■ **Stated goal**
Retype the lines starting with the one containing "100, 147, 121]" and going on through the one containing "697, 1329, 713]", copying each exactly.

Rows from a dataset
..........
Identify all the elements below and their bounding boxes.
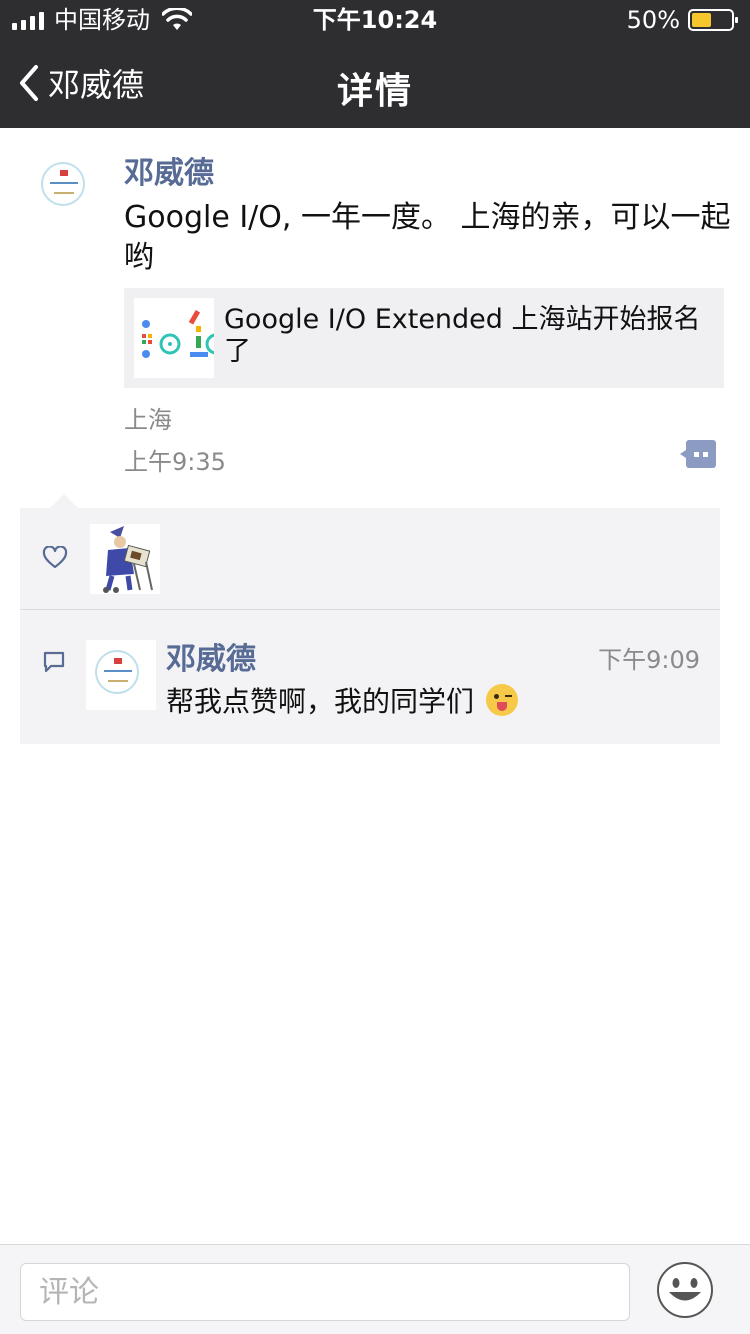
comment-bar: [0, 1244, 750, 1334]
heart-icon: [42, 546, 68, 569]
status-bar: 中国移动 下午10:24 50%: [0, 0, 750, 40]
post-text: Google I/O, 一年一度。 上海的亲，可以一起哟: [124, 200, 731, 275]
avatar-ring: [95, 650, 139, 694]
google-io-logo-icon: [142, 309, 214, 358]
link-thumbnail: [134, 298, 214, 378]
comment-input[interactable]: [20, 1263, 630, 1321]
comment-text-content: 帮我点赞啊，我的同学们: [166, 685, 475, 718]
avatar-flag: [114, 658, 122, 664]
wizard-avatar-icon: [90, 524, 160, 594]
avatar-ring: [41, 162, 85, 206]
avatar-line: [50, 182, 78, 184]
comment-bubble-icon: [43, 651, 65, 673]
smiley-icon[interactable]: [656, 1261, 714, 1319]
battery-icon: [688, 9, 738, 31]
post-location[interactable]: 上海: [124, 400, 172, 435]
nav-bar: 邓威德 详情: [0, 40, 750, 128]
comment-author[interactable]: 邓威德: [166, 634, 256, 678]
liker-avatar[interactable]: [90, 524, 160, 594]
commenter-avatar[interactable]: [86, 640, 156, 710]
avatar-line: [104, 670, 132, 672]
likes-row: [20, 508, 720, 610]
link-title: Google I/O Extended 上海站开始报名了: [224, 304, 701, 367]
comment-time: 下午9:09: [598, 646, 700, 674]
post-author[interactable]: 邓威德: [124, 148, 214, 192]
avatar-flag: [60, 170, 68, 176]
comment-text: 帮我点赞啊，我的同学们: [166, 680, 519, 720]
panel-arrow: [50, 494, 78, 508]
page-title: 详情: [336, 71, 413, 112]
winking-tongue-emoji-icon: [486, 684, 519, 716]
more-actions-icon[interactable]: [680, 440, 716, 468]
battery-percent: 50%: [626, 6, 680, 34]
avatar-line: [108, 680, 128, 682]
interaction-panel: 邓威德 下午9:09 帮我点赞啊，我的同学们: [20, 494, 720, 744]
avatar-line: [54, 192, 74, 194]
comment-item[interactable]: 邓威德 下午9:09 帮我点赞啊，我的同学们: [20, 610, 720, 744]
author-avatar[interactable]: [32, 152, 102, 222]
battery-fill: [692, 13, 711, 27]
shared-link-card[interactable]: Google I/O Extended 上海站开始报名了: [124, 288, 724, 388]
top-header: 中国移动 下午10:24 50% 邓威德 详情: [0, 0, 750, 128]
post-time: 上午9:35: [124, 448, 226, 476]
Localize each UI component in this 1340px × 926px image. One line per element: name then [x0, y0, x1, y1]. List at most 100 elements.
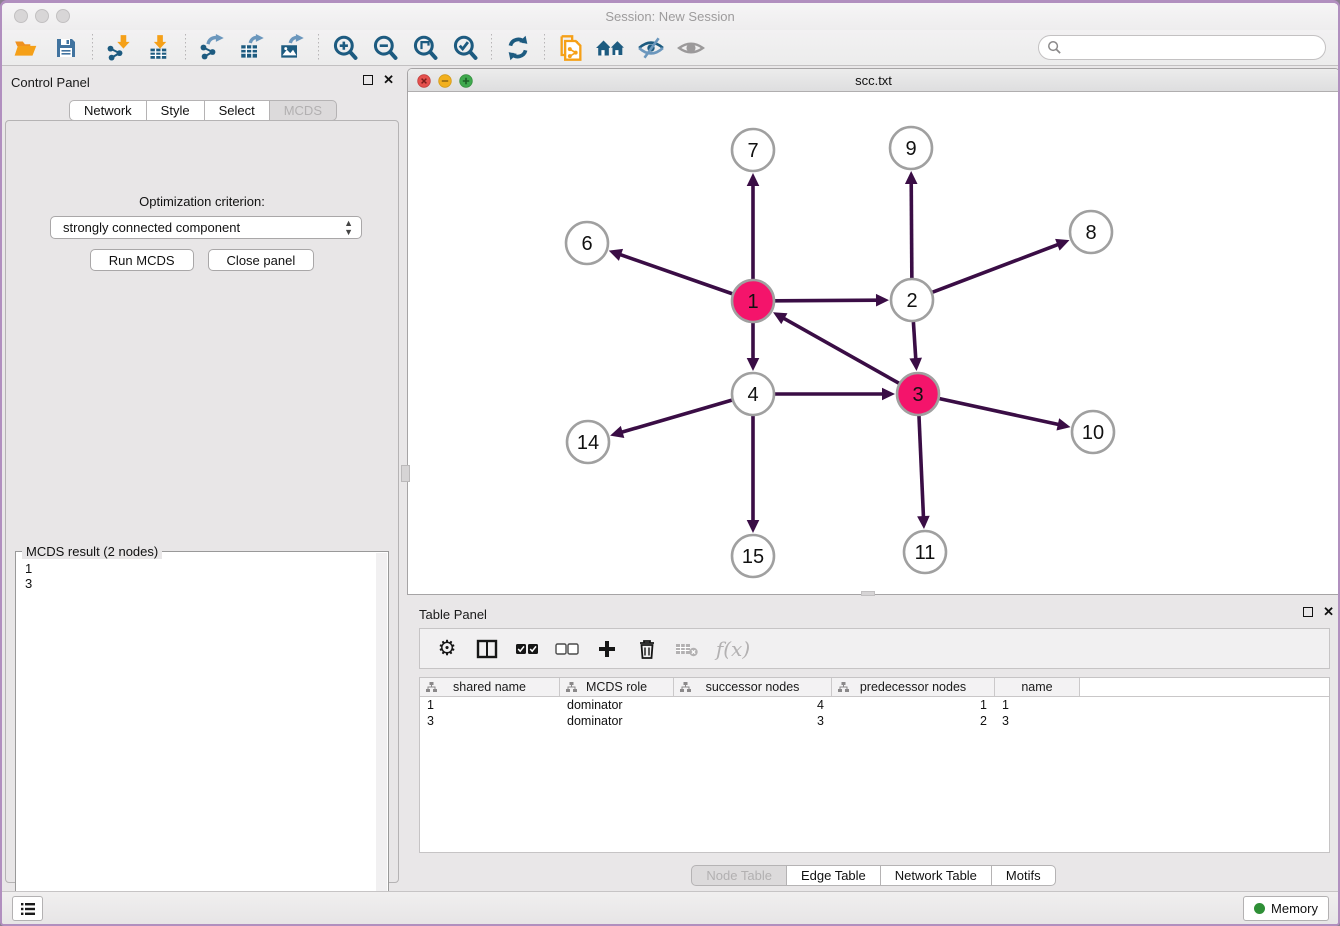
tab-network[interactable]: Network	[69, 100, 147, 121]
import-network-icon	[106, 34, 133, 61]
create-column-button[interactable]	[594, 636, 620, 662]
edge-1-2[interactable]	[775, 300, 878, 301]
delete-column-button[interactable]	[634, 636, 660, 662]
node-label-11: 11	[915, 542, 936, 564]
tab-select[interactable]: Select	[205, 100, 270, 121]
tab-mcds[interactable]: MCDS	[270, 100, 337, 121]
table-row[interactable]: 1dominator411	[420, 697, 1329, 713]
column-label: successor nodes	[706, 680, 800, 694]
mcds-result-text[interactable]: 1 3	[16, 556, 388, 926]
node-label-10: 10	[1082, 422, 1104, 444]
table-cell[interactable]: 3	[674, 713, 832, 729]
export-network-button[interactable]	[192, 32, 232, 64]
table-cell[interactable]: 3	[420, 713, 560, 729]
network-graph-canvas[interactable]: 1234678910111415	[408, 92, 1340, 595]
table-settings-button[interactable]: ⚙	[434, 636, 460, 662]
table-cell[interactable]: 1	[420, 697, 560, 713]
zoom-selected-button[interactable]	[445, 32, 485, 64]
edge-4-14[interactable]	[621, 400, 732, 432]
edge-3-11[interactable]	[919, 416, 924, 518]
tab-edge-table[interactable]: Edge Table	[787, 865, 881, 886]
clone-network-button[interactable]	[551, 32, 591, 64]
hide-selected-button[interactable]	[631, 32, 671, 64]
result-scrollbar[interactable]	[376, 553, 387, 926]
column-header-name[interactable]: name	[995, 678, 1080, 696]
eye-slash-icon	[636, 35, 666, 61]
edge-arrowhead	[747, 358, 760, 371]
unselect-all-columns-button[interactable]	[554, 636, 580, 662]
table-header-row: shared name MCDS role successor nodes prede…	[420, 678, 1329, 697]
export-image-button[interactable]	[272, 32, 312, 64]
table-cell[interactable]: 2	[832, 713, 995, 729]
table-cell[interactable]: 3	[995, 713, 1080, 729]
edge-1-6[interactable]	[619, 254, 732, 294]
memory-button[interactable]: Memory	[1243, 896, 1329, 921]
float-panel-icon[interactable]	[363, 75, 373, 85]
table-row[interactable]: 3dominator323	[420, 713, 1329, 729]
zoom-fit-button[interactable]	[405, 32, 445, 64]
application-window: Session: New Session	[0, 0, 1340, 926]
edge-3-10[interactable]	[939, 399, 1059, 425]
table-panel: Table Panel ✕ ⚙	[407, 598, 1340, 891]
close-table-panel-icon[interactable]: ✕	[1323, 607, 1334, 617]
import-table-button[interactable]	[139, 32, 179, 64]
dropdown-value: strongly connected component	[63, 220, 240, 235]
optimization-criterion-dropdown[interactable]: strongly connected component ▲▼	[50, 216, 362, 239]
edge-2-8[interactable]	[933, 244, 1060, 292]
column-header-MCDS-role[interactable]: MCDS role	[560, 678, 674, 696]
table-cell[interactable]: dominator	[560, 713, 674, 729]
task-history-button[interactable]	[12, 896, 43, 921]
control-panel-title: Control Panel	[11, 75, 90, 90]
column-tree-icon	[426, 682, 437, 693]
table-cell[interactable]: 1	[995, 697, 1080, 713]
zoom-in-icon	[331, 34, 359, 62]
table-panel-tabs: Node TableEdge TableNetwork TableMotifs	[407, 865, 1340, 886]
save-session-button[interactable]	[46, 32, 86, 64]
control-panel-header: Control Panel ✕	[2, 66, 404, 98]
search-input[interactable]	[1038, 35, 1326, 60]
edge-arrowhead	[747, 520, 760, 533]
edge-2-3[interactable]	[913, 322, 915, 360]
control-panel-tabs: NetworkStyleSelectMCDS	[2, 100, 404, 121]
select-all-columns-button[interactable]	[514, 636, 540, 662]
edge-2-9[interactable]	[911, 182, 912, 278]
main-titlebar: Session: New Session	[2, 3, 1338, 30]
apply-layout-button[interactable]	[498, 32, 538, 64]
export-table-icon	[239, 34, 266, 61]
table-cell[interactable]: 1	[832, 697, 995, 713]
close-panel-button[interactable]: Close panel	[208, 249, 315, 271]
open-file-button[interactable]	[6, 32, 46, 64]
column-tree-icon	[680, 682, 691, 693]
view-splitter-handle[interactable]	[861, 591, 875, 596]
float-table-panel-icon[interactable]	[1303, 607, 1313, 617]
table-cell[interactable]: 4	[674, 697, 832, 713]
export-table-button[interactable]	[232, 32, 272, 64]
column-label: predecessor nodes	[860, 680, 966, 694]
column-header-shared-name[interactable]: shared name	[420, 678, 560, 696]
close-panel-icon[interactable]: ✕	[383, 75, 394, 85]
tab-network-table[interactable]: Network Table	[881, 865, 992, 886]
network-window-titlebar[interactable]: scc.txt	[408, 69, 1339, 92]
edge-3-1[interactable]	[783, 318, 899, 384]
import-network-button[interactable]	[99, 32, 139, 64]
column-label: MCDS role	[586, 680, 647, 694]
clone-network-icon	[557, 34, 585, 62]
panel-splitter-handle[interactable]	[401, 465, 410, 482]
node-label-6: 6	[581, 233, 592, 255]
first-neighbors-button[interactable]	[591, 32, 631, 64]
import-table-icon	[146, 34, 173, 61]
tab-motifs[interactable]: Motifs	[992, 865, 1056, 886]
show-all-button[interactable]	[671, 32, 711, 64]
column-label: shared name	[453, 680, 526, 694]
toolbar-separator	[92, 34, 93, 62]
run-mcds-button[interactable]: Run MCDS	[90, 249, 194, 271]
column-header-predecessor-nodes[interactable]: predecessor nodes	[832, 678, 995, 696]
plus-icon	[597, 639, 617, 659]
table-cell[interactable]: dominator	[560, 697, 674, 713]
zoom-in-button[interactable]	[325, 32, 365, 64]
tab-node-table[interactable]: Node Table	[691, 865, 787, 886]
show-column-panel-button[interactable]	[474, 636, 500, 662]
column-header-successor-nodes[interactable]: successor nodes	[674, 678, 832, 696]
zoom-out-button[interactable]	[365, 32, 405, 64]
tab-style[interactable]: Style	[147, 100, 205, 121]
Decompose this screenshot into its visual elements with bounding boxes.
..........
■ **Solution to the problem**
tab-network[interactable]: Network	[69, 100, 147, 121]
import-network-icon	[106, 34, 133, 61]
create-column-button[interactable]	[594, 636, 620, 662]
edge-1-2[interactable]	[775, 300, 878, 301]
delete-column-button[interactable]	[634, 636, 660, 662]
node-label-11: 11	[915, 542, 936, 564]
tab-select[interactable]: Select	[205, 100, 270, 121]
tab-mcds[interactable]: MCDS	[270, 100, 337, 121]
table-row[interactable]: 1dominator411	[420, 697, 1329, 713]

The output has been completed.